**WORK REQUIRED**
Copy every line of the following data that includes the string "POLTRONA".

**RECORDS**
══════════════════════════════

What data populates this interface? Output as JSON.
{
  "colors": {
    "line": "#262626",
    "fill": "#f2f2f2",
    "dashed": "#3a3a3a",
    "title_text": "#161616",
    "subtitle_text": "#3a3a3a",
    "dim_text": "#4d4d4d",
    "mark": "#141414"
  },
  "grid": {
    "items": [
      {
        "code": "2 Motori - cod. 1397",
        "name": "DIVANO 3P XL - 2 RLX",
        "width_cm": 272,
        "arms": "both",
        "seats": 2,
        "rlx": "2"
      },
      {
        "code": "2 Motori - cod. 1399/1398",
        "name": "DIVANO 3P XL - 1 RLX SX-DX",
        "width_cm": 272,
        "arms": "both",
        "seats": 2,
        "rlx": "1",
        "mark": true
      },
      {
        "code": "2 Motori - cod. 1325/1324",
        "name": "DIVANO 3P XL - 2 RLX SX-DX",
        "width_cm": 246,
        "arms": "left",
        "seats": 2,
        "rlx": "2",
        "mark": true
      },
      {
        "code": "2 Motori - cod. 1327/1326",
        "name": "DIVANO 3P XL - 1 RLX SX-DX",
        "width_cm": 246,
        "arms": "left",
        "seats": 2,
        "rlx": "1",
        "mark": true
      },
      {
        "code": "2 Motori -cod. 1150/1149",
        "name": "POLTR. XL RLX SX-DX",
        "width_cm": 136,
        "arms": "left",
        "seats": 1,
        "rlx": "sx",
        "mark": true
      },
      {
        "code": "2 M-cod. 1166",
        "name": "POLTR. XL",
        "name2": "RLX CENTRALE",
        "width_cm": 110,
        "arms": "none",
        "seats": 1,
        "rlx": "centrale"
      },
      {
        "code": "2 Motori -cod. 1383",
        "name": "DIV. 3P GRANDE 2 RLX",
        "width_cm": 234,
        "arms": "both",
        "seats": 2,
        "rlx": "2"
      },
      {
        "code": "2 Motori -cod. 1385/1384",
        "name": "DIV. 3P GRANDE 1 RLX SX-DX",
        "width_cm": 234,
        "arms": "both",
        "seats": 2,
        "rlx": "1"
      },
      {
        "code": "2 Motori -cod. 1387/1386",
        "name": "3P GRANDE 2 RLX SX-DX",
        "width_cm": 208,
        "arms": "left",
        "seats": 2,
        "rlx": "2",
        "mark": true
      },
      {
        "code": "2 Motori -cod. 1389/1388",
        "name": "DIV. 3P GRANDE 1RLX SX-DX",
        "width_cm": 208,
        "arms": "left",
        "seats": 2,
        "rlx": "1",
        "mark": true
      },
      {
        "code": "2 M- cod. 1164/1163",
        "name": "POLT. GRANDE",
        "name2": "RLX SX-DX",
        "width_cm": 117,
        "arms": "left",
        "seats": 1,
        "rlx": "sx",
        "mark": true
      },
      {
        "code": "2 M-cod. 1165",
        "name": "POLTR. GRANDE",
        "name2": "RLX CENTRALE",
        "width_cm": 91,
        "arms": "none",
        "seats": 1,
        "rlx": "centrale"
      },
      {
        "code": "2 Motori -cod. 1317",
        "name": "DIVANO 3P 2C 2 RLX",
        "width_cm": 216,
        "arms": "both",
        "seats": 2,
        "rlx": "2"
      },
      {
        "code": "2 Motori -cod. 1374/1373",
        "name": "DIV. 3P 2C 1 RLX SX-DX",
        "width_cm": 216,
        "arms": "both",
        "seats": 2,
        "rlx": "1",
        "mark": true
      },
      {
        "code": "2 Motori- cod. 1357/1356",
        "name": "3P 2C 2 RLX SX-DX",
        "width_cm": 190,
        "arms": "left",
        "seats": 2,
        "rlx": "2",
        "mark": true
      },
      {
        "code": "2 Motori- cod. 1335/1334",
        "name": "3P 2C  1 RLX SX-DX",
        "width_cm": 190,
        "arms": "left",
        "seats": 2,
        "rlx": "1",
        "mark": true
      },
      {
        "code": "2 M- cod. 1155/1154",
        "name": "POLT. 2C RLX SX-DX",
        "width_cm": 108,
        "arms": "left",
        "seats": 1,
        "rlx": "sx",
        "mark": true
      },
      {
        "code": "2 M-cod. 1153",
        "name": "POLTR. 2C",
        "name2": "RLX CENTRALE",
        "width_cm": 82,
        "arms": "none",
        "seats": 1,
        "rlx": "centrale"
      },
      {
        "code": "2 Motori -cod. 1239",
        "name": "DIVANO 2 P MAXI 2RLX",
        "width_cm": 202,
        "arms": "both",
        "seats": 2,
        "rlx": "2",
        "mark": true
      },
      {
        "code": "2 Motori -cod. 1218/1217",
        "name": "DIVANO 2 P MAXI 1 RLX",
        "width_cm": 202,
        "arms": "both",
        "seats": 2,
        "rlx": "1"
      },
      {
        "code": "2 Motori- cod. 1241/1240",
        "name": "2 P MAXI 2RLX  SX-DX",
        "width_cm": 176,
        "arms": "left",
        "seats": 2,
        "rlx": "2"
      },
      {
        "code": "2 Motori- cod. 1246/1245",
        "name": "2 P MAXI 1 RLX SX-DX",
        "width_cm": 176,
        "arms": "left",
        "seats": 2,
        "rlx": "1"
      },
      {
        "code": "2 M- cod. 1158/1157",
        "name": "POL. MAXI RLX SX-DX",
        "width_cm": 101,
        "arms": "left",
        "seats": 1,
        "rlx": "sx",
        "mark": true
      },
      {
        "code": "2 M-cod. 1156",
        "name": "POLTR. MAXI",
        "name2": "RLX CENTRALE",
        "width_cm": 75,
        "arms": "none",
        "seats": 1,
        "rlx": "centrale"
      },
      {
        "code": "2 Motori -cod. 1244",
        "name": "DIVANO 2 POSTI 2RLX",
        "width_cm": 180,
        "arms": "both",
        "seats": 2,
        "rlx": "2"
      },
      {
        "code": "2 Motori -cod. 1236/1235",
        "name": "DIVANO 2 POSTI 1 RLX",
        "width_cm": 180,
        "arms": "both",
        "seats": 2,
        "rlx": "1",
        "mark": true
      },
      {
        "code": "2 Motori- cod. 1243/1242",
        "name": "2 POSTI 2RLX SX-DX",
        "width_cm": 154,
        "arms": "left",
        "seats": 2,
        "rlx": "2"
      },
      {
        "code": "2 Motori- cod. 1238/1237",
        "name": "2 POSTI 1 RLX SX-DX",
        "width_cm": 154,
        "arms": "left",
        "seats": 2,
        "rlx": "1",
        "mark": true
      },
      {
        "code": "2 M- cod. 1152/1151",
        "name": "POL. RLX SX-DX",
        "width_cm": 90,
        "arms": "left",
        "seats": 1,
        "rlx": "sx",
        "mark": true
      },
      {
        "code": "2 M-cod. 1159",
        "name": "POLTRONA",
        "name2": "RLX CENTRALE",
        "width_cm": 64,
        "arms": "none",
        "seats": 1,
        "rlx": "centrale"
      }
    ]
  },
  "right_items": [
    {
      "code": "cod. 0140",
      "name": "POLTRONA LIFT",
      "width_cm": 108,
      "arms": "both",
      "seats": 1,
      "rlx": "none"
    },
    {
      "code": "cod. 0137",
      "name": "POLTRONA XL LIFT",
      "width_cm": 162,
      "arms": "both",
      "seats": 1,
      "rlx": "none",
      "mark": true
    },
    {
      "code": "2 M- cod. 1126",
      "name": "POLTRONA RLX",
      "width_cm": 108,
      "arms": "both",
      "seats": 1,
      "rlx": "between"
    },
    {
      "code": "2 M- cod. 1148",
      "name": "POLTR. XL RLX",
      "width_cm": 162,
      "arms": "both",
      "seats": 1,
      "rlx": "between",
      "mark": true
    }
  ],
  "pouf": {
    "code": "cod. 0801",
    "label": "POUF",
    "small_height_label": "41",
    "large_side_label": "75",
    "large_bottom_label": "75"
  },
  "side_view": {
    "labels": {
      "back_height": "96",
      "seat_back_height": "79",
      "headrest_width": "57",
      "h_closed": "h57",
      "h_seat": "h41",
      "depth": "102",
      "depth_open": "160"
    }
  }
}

══════════════════════════════

**EXERCISE RESPONSE**
        "name": "POLTRONA",
      "name": "POLTRONA LIFT",
      "name": "POLTRONA XL LIFT",
      "name": "POLTRONA RLX",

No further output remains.